**TO DO:** Check each line of the listing below for the string "TODAY", and copy the ones that have it.

— START GIVEN RECORDS —

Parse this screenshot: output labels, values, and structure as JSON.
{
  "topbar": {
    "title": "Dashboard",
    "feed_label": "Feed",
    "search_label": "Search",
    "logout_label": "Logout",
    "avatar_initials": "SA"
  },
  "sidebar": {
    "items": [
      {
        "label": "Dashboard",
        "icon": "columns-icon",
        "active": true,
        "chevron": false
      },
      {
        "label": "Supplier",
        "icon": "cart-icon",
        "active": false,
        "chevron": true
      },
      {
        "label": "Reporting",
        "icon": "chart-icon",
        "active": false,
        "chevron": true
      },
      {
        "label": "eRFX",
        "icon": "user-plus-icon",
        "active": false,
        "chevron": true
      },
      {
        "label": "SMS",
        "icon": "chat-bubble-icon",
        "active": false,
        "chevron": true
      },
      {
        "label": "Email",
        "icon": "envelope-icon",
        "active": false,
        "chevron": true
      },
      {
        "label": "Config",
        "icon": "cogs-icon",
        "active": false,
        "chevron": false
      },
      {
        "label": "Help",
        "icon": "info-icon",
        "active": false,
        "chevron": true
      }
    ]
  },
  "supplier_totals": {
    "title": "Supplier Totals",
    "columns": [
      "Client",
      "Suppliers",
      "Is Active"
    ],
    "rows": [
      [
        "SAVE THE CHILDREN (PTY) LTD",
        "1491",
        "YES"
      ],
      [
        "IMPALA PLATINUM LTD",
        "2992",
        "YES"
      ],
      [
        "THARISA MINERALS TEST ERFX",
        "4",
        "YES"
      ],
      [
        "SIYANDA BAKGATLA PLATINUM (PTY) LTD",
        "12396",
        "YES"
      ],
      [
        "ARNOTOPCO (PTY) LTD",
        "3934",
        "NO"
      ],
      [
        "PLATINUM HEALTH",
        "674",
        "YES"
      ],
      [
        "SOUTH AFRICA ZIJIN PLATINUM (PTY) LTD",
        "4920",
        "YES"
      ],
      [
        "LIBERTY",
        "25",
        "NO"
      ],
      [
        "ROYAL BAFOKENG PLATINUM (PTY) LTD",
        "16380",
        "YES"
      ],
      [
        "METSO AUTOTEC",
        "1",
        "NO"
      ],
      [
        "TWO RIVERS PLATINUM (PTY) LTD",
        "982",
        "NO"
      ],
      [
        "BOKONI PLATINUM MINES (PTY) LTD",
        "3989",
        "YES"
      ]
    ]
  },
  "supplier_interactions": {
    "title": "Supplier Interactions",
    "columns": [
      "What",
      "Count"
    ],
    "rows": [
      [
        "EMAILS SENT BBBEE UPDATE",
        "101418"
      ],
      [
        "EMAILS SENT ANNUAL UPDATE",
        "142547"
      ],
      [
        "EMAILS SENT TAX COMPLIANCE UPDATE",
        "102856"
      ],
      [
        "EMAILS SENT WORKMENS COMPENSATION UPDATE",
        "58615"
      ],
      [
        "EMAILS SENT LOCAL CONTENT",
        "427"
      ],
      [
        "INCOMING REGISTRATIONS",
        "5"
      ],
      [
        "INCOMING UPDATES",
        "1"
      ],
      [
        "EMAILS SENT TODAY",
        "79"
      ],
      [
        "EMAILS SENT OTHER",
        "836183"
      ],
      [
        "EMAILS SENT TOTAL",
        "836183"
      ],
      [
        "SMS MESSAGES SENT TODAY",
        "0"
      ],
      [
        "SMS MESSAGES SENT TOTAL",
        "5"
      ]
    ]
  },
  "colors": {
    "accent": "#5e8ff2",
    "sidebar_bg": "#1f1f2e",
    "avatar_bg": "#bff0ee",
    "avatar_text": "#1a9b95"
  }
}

— END GIVEN RECORDS —

**FINAL RESULT:**
        "EMAILS SENT TODAY",
        "SMS MESSAGES SENT TODAY",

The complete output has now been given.